--- START OF Excerpted passage ---
Universe of Energy goes extinct August 13, 2017 with the closure of Ellen’s Energy Adventure, to be replaced by a Guardians of the Galaxy thrill ride that’ll open by 2021. Even as it’s changed over the years, Universe of Energy has been one of Walt Disney World’s remaining lifelines to the original EPCOT Center.
Because of this, many fans are sad to see it go. Not sad in the outraged and starting pointless petitions sense (although I’m sure there’s one somewhere); more like the heartache felt when a strained relationship ends. It was inevitable and even needed to happen, but there are still some happy memories and discomfort about the future. In this case, the writing has been on the wall for a good decade, and most fans knew Universe of Energy’s closure would occur at some point.
I think the disappointment is less about the loss of the attraction itself and more about what replacing Universe of Energy with a thrill ride featuring super heroes represents. EPCOT Center has definitely suffered worse blows over the years in terms of attraction closures, but this is probably most indicative of a sea change in guiding ideology for the park. In this post, I thought I’d share some of my favorite memories and photos from Universe of Energy over the years, as well as a look forward…
One thing I won’t cover here is the historical context of Universe of Energy. How it was built, how the sponsorship came to be, why it was replaced, etc. These are all fascinating subjects, but EPCOT Center history is not my wheelhouse.
Instead of offering a detailed account of Universe of Energy’s history and how the various incarnations came to be–most of that would be parroted from Martin’s Ultimate Universe of Energy Tribute–you should just watch that, instead. It’s well worth the hour of your time:
We were watching that this morning and got less than 20 minutes in before really feeling like we should make a last-minute trip to Walt Disney World to pay our respects to Universe of Energy and Great Movie Ride one last time tomorrow. I’ve been keeping my eye on airfare for the last couple of weeks, but nothing has been feasible.
--- END OF Excerpted passage ---
--- START OF Supplied material ---
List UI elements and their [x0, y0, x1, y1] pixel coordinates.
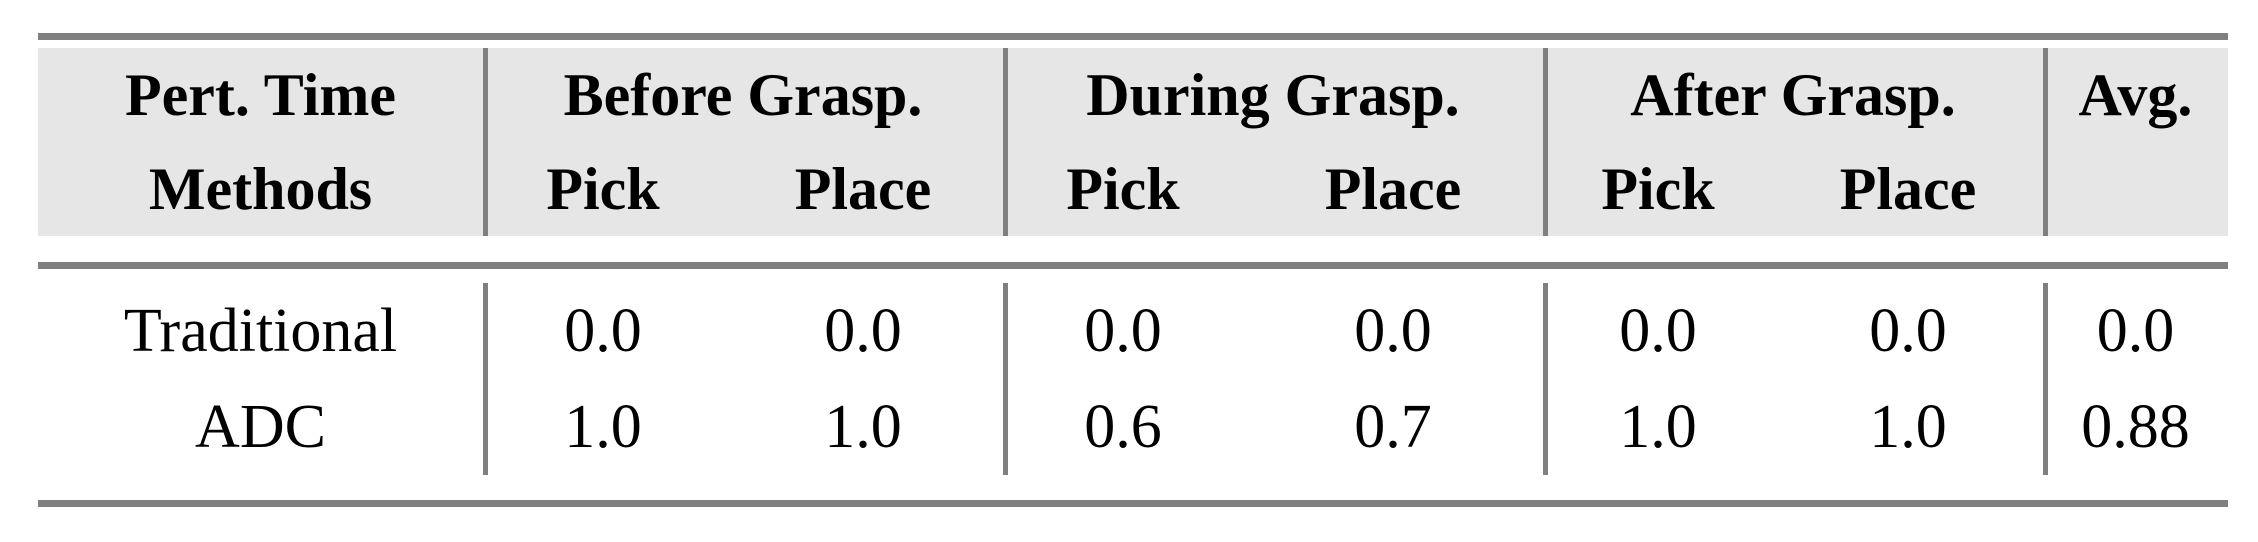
--- END OF Supplied material ---
> _Tasks and exercises_
[1] Decide whether each statement below agrees with the Universe of Energy post, answering yes or no and quoting the words of the post that settle it: (a) the Guardians of the Galaxy ride replacing the attraction is to open by 2021; (b) the writer intends to cover the historical context of Universe of Energy in the post; (c) the writer found feasible airfare for a last-minute trip.
[2] Reproduce, word for word, everything in the Universe of Energy post from "Because of this, many" down to "at some point.".

> _Solved tasks_
[1]
(a) Yes: "to be replaced by a Guardians of the Galaxy thrill ride that’ll open by 2021"
(b) No: "One thing I won’t cover here is the historical context of Universe of Energy."
(c) No: "I’ve been keeping my eye on airfare for the last couple of weeks, but nothing has been feasible."

[2]
Because of this, many fans are sad to see it go. Not sad in the outraged and starting pointless petitions sense (although I’m sure there’s one somewhere); more like the heartache felt when a strained relationship ends. It was inevitable and even needed to happen, but there are still some happy memories and discomfort about the future. In this case, the writing has been on the wall for a good decade, and most fans knew Universe of Energy’s closure would occur at some point.